Exercise prompt » Assemble all lines in which the string "TradingView" appears.
· · ·
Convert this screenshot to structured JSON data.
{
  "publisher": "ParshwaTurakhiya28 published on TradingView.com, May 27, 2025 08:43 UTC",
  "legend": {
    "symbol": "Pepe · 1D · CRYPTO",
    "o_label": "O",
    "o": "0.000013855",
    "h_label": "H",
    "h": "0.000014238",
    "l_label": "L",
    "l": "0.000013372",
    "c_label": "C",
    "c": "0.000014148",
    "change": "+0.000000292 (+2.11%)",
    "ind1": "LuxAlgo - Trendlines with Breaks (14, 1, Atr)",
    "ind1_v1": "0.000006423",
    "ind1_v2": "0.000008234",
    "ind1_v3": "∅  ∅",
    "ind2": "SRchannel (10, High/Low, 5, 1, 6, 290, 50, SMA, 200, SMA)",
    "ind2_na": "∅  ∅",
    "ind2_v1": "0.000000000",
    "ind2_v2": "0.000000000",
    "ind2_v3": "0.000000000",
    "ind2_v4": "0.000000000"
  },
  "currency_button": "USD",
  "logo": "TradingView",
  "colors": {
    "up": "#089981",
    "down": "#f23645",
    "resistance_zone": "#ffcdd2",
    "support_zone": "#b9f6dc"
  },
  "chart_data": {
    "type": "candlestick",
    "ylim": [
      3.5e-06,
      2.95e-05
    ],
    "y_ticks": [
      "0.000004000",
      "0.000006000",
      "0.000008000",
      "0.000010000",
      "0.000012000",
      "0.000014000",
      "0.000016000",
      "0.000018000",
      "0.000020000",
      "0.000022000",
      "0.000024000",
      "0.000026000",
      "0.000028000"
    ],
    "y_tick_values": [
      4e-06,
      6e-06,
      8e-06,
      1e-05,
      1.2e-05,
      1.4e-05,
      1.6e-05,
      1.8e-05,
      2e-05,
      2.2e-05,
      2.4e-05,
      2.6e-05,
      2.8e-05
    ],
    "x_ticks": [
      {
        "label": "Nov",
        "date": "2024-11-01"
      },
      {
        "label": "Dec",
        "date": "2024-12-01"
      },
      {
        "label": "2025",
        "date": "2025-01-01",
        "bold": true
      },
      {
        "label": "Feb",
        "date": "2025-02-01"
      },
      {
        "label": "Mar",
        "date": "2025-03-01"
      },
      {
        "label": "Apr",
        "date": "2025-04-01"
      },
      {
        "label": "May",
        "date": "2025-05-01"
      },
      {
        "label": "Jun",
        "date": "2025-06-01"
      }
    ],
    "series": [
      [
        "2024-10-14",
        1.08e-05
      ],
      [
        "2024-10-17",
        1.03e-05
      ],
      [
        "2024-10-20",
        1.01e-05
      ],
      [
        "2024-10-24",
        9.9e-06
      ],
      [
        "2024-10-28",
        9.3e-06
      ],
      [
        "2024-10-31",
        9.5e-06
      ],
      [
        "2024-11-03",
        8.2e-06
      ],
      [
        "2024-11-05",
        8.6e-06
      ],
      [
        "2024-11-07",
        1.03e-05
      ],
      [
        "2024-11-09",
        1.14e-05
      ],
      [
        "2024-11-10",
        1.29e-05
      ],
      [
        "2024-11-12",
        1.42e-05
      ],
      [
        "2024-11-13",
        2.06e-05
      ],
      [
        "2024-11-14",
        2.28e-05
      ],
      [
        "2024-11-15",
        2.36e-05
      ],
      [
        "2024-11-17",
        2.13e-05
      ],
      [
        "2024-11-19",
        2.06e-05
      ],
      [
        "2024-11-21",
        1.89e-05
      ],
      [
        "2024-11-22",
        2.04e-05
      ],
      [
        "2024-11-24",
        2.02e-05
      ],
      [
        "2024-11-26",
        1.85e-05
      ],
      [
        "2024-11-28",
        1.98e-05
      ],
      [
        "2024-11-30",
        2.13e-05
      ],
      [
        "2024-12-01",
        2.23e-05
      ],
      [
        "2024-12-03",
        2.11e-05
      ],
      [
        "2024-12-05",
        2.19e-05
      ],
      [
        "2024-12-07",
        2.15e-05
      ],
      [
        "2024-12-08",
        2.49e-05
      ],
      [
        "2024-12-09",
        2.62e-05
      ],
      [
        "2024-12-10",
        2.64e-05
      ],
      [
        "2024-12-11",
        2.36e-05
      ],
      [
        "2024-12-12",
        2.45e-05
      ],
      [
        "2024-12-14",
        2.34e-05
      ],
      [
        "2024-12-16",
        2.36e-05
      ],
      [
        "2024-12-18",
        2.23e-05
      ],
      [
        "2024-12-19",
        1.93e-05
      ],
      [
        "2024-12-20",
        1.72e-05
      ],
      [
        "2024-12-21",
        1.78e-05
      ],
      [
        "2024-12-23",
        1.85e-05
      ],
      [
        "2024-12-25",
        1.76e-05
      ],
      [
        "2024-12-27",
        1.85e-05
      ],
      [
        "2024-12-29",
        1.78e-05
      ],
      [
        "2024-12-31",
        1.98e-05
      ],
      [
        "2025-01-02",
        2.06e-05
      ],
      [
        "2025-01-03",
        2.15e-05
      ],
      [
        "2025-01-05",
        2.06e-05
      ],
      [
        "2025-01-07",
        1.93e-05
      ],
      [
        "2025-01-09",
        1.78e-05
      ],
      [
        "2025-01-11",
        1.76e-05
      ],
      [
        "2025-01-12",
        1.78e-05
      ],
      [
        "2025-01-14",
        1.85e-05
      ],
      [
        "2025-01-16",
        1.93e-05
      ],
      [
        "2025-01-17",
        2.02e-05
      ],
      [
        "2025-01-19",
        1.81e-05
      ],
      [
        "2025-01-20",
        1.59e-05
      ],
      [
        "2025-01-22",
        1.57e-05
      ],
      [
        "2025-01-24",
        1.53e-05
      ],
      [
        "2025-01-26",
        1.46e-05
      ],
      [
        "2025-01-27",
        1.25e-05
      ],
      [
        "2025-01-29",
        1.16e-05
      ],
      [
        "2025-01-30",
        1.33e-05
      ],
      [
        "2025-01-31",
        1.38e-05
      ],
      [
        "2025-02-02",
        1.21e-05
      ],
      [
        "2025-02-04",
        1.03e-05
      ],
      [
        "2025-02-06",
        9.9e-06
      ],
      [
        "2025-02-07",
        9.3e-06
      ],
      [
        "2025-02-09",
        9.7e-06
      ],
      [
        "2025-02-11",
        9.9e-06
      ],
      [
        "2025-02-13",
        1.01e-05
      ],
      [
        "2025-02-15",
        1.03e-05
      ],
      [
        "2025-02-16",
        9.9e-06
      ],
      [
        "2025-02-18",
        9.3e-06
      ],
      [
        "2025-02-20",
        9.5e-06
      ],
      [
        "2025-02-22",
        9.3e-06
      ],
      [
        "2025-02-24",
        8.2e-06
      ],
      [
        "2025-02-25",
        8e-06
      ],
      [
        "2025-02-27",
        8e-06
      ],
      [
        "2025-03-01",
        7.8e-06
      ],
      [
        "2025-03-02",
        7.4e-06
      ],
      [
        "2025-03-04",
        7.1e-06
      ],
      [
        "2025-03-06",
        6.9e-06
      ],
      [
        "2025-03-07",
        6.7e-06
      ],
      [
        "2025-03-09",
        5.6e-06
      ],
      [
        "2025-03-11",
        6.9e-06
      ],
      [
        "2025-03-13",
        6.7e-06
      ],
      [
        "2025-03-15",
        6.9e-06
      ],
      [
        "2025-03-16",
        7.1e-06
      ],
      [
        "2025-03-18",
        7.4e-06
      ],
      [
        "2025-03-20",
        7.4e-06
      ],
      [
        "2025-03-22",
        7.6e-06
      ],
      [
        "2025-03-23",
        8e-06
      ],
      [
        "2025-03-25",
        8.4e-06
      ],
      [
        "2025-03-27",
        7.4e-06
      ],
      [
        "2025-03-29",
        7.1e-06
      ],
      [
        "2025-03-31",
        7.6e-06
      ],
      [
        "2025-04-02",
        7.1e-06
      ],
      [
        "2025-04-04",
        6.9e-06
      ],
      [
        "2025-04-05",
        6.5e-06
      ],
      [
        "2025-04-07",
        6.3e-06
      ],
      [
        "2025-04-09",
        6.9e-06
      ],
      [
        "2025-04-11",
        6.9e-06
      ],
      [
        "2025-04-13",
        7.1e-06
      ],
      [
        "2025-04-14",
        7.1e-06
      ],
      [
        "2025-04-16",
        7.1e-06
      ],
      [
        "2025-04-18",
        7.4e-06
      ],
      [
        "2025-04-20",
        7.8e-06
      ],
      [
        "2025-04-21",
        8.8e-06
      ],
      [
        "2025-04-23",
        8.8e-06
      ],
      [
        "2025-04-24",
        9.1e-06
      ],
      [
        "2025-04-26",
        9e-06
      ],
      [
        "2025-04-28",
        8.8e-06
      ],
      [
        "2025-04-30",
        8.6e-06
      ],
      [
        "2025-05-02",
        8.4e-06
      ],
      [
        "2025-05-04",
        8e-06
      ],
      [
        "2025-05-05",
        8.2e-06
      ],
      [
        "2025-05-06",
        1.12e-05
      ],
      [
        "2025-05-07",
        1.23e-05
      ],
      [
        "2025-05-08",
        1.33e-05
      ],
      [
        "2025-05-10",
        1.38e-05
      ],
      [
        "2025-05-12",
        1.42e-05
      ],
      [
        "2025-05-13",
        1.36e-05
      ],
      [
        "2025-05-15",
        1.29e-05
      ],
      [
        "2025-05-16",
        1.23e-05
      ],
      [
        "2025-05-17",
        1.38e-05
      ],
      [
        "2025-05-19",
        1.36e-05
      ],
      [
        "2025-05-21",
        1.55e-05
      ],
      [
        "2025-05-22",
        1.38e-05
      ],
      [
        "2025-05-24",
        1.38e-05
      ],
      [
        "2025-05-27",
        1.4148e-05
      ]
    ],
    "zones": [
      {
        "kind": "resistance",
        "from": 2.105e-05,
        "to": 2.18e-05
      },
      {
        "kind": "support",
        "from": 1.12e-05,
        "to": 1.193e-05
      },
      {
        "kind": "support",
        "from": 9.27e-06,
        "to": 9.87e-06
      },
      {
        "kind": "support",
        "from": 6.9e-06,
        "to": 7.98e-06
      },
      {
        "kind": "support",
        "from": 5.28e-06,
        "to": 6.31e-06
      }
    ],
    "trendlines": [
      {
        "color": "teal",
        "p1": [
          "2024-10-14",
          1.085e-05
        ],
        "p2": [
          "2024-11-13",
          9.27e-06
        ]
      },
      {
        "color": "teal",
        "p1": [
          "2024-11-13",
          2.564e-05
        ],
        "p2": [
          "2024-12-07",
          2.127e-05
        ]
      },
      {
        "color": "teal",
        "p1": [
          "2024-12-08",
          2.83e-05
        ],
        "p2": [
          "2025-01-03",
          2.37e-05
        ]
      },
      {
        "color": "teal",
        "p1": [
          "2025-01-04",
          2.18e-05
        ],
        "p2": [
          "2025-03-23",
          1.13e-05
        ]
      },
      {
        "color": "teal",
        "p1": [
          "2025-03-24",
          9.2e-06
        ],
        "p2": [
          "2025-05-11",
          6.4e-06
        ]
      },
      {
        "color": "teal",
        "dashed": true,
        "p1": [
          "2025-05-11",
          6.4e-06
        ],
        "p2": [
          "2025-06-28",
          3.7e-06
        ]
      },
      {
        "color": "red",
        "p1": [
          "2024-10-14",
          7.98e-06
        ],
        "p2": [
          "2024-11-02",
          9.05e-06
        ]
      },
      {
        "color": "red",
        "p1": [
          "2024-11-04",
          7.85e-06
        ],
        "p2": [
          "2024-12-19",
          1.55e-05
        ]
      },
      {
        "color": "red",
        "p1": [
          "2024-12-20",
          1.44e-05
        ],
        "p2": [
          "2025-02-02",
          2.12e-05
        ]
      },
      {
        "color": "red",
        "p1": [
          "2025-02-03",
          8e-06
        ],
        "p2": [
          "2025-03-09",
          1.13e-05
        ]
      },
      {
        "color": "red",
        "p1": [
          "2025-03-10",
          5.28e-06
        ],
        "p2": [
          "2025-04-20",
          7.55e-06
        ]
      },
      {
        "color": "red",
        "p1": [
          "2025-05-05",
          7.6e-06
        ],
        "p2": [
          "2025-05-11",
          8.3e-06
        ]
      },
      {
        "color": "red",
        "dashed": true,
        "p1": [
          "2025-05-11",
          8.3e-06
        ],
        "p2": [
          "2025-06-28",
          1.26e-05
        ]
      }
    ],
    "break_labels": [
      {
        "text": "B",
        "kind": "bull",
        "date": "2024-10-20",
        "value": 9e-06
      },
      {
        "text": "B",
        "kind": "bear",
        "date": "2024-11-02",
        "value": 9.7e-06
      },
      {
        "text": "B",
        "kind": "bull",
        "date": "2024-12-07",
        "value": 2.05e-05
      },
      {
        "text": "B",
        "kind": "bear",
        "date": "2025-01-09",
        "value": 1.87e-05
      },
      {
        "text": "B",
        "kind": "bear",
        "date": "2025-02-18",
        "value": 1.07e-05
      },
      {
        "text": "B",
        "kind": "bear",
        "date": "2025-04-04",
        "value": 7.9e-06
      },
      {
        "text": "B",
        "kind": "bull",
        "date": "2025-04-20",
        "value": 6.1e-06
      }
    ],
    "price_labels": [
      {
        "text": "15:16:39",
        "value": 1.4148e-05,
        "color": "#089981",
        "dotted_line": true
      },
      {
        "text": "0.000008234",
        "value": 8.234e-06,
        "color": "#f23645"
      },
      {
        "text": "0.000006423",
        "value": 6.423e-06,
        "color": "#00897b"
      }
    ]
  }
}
· · ·
Response »
  "publisher": "ParshwaTurakhiya28 published on TradingView.com, May 27, 2025 08:43 UTC",
  "logo": "TradingView",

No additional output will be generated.